### TASK STATEMENT
Copy all lines holding the word "dashed" from the entries.
--- Start ---
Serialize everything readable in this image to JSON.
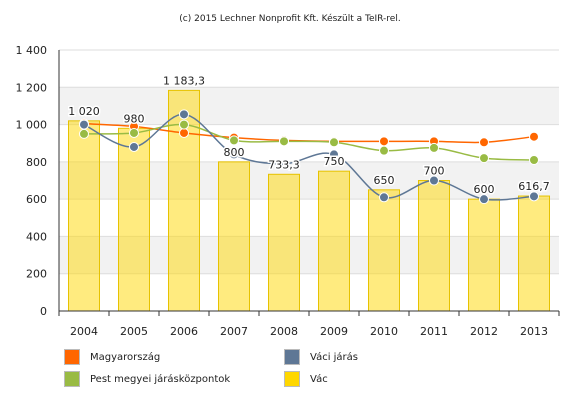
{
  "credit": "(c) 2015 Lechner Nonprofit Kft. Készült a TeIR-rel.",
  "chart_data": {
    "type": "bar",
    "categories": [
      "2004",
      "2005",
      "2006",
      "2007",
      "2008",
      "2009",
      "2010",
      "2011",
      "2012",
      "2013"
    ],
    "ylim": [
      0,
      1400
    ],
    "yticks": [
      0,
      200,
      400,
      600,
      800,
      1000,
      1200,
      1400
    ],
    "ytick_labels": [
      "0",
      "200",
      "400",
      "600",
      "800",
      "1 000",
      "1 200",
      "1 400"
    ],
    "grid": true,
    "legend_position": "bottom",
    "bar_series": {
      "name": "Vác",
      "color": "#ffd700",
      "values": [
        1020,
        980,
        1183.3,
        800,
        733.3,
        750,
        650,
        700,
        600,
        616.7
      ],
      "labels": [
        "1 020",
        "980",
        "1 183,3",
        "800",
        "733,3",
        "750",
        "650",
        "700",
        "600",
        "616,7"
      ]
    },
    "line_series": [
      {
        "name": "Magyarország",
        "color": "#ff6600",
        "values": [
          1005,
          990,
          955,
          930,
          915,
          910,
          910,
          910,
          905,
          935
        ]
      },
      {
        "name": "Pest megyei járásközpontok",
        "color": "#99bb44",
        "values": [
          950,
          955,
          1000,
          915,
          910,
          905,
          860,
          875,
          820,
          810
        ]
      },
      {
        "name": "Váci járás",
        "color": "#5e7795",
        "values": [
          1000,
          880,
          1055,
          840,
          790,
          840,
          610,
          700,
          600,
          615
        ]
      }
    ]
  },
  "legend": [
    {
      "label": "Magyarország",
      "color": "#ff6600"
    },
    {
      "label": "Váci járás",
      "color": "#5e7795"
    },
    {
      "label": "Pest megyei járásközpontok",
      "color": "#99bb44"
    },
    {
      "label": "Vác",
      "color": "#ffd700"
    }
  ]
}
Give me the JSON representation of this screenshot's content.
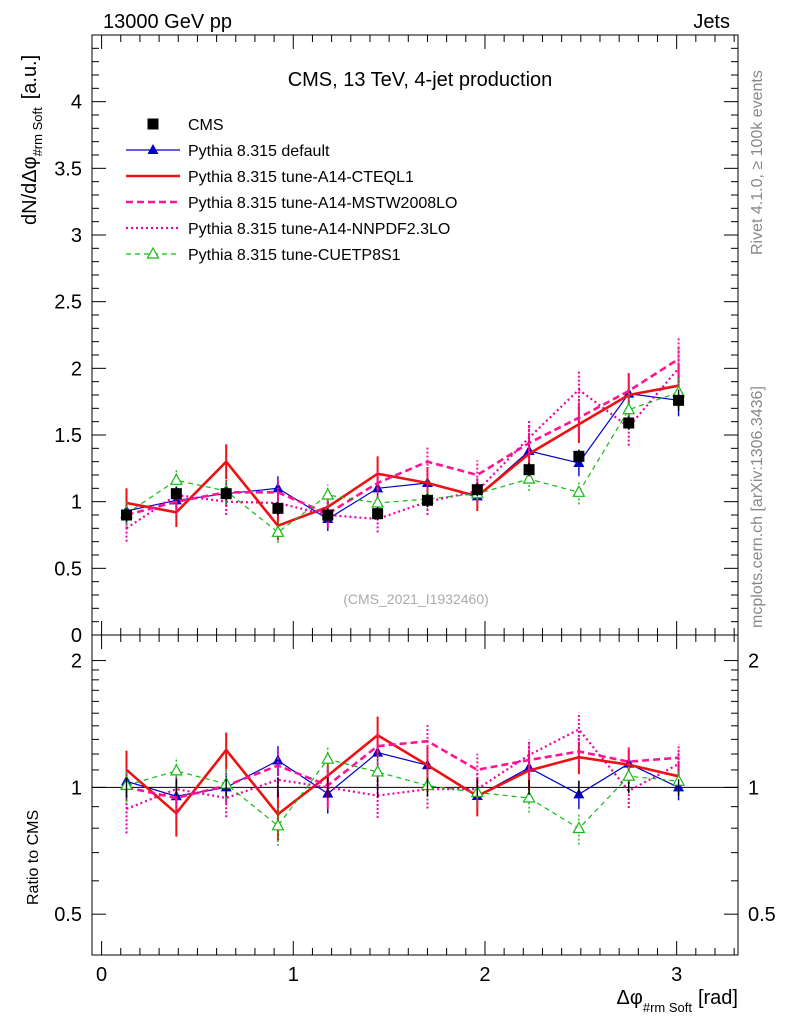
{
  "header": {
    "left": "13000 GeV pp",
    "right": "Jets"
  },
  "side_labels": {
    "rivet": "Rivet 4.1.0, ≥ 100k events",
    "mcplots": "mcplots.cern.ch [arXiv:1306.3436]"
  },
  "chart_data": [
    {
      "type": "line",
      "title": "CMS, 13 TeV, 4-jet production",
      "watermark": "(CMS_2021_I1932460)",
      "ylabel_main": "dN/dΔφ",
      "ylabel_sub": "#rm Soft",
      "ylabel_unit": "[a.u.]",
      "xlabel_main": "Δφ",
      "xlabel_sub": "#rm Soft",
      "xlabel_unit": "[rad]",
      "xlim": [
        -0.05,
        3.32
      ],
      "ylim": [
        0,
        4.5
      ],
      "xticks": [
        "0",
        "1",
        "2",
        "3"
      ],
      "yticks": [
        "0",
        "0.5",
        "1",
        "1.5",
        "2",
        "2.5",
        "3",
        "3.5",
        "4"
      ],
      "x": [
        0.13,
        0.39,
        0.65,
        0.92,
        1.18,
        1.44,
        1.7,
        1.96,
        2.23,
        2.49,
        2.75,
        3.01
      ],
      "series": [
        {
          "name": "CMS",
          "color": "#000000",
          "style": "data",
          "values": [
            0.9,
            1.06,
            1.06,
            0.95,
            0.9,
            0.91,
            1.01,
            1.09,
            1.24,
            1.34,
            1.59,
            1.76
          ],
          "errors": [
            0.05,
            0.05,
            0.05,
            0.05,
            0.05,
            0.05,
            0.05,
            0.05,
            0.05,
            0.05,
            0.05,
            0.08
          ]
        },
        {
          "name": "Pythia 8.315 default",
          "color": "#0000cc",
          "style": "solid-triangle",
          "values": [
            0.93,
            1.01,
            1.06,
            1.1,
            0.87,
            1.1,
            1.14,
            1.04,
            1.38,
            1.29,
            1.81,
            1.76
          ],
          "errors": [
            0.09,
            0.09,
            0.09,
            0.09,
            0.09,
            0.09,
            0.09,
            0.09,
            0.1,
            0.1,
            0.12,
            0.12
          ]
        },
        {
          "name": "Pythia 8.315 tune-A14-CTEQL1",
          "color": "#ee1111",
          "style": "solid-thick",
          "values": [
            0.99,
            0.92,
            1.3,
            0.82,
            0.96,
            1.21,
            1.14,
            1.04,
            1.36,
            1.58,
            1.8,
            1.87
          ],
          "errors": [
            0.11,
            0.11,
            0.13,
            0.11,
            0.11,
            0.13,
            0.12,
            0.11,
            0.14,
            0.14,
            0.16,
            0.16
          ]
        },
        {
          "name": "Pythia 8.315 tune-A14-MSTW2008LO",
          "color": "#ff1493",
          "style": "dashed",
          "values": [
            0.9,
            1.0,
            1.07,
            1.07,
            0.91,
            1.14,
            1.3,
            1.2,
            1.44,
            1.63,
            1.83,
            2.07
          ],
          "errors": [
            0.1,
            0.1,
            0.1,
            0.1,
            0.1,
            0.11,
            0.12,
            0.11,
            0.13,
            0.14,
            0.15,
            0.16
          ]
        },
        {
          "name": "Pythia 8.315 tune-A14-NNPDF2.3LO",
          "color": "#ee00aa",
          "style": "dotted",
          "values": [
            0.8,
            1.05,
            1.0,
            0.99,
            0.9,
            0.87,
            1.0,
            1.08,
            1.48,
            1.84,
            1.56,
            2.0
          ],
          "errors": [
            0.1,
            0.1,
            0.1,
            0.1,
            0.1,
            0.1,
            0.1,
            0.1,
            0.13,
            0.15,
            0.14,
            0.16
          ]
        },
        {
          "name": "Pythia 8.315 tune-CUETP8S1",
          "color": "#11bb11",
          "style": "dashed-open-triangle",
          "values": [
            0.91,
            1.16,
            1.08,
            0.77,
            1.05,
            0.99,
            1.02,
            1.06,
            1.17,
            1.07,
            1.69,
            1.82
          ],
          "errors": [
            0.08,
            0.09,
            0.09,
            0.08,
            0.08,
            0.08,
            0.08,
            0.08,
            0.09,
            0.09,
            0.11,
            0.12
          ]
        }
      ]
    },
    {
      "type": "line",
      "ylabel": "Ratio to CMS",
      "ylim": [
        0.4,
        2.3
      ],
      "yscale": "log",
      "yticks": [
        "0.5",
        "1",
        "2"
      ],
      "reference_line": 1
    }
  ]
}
--- End ---
--- Start ---
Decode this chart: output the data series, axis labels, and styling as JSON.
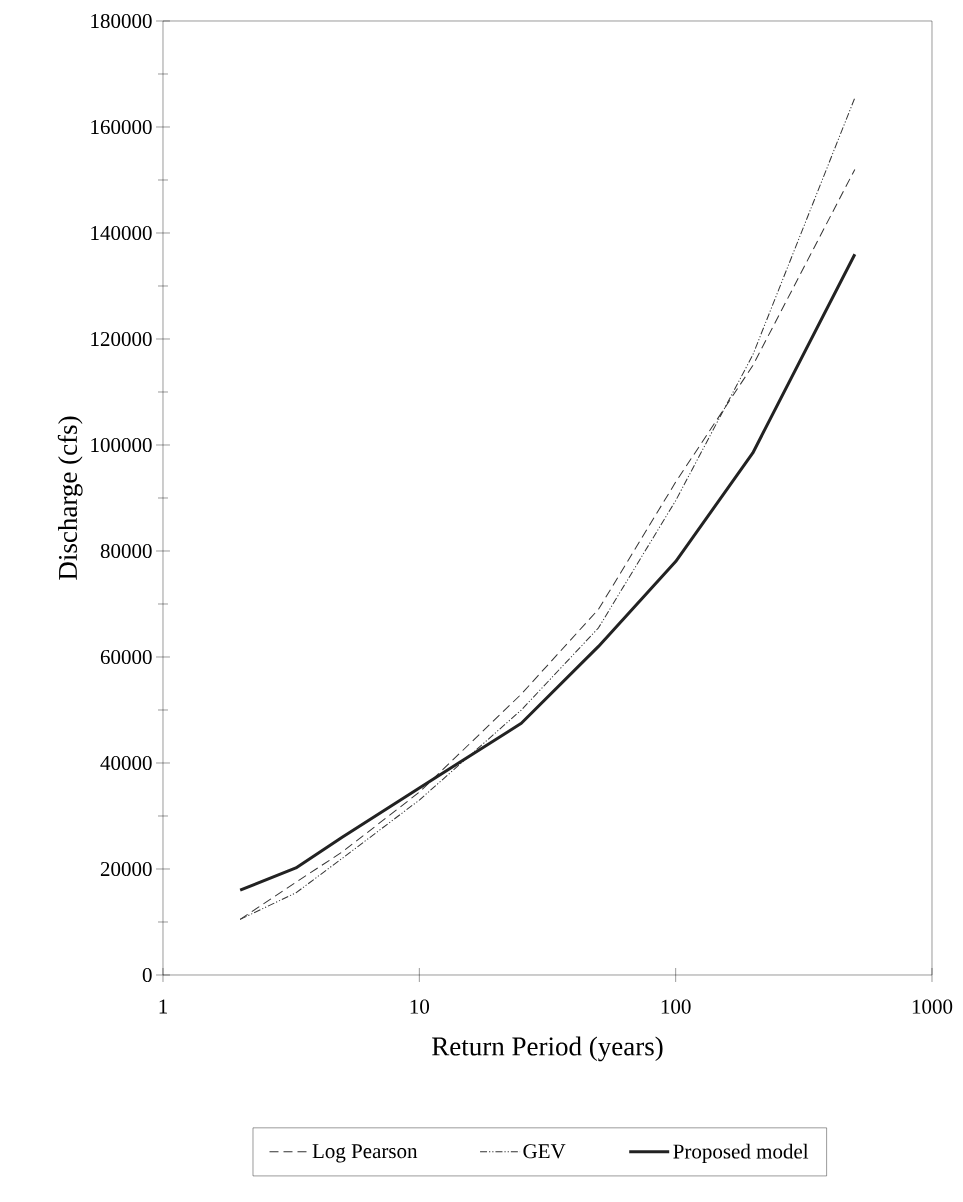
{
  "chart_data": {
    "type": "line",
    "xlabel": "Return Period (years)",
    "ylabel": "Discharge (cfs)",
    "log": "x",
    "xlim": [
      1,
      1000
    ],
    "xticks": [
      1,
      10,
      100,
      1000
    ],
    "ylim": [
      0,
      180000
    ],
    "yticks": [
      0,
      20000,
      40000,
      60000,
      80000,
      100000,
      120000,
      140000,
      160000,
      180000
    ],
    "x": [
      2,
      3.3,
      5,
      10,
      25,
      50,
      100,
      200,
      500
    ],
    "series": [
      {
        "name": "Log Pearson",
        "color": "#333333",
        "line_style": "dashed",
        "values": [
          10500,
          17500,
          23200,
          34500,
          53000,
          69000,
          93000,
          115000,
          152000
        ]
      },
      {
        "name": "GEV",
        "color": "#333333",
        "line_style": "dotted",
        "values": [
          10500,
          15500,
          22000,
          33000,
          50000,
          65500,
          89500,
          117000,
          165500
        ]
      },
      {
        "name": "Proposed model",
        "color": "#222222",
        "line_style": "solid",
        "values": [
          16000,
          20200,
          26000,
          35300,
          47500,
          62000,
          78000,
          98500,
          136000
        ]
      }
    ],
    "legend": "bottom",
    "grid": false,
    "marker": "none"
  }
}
--- End ---
### WRITTEN RESPONSE
          "style": "dashed",
          "style": "dashed-open-triangle",
        "line_style": "dashed",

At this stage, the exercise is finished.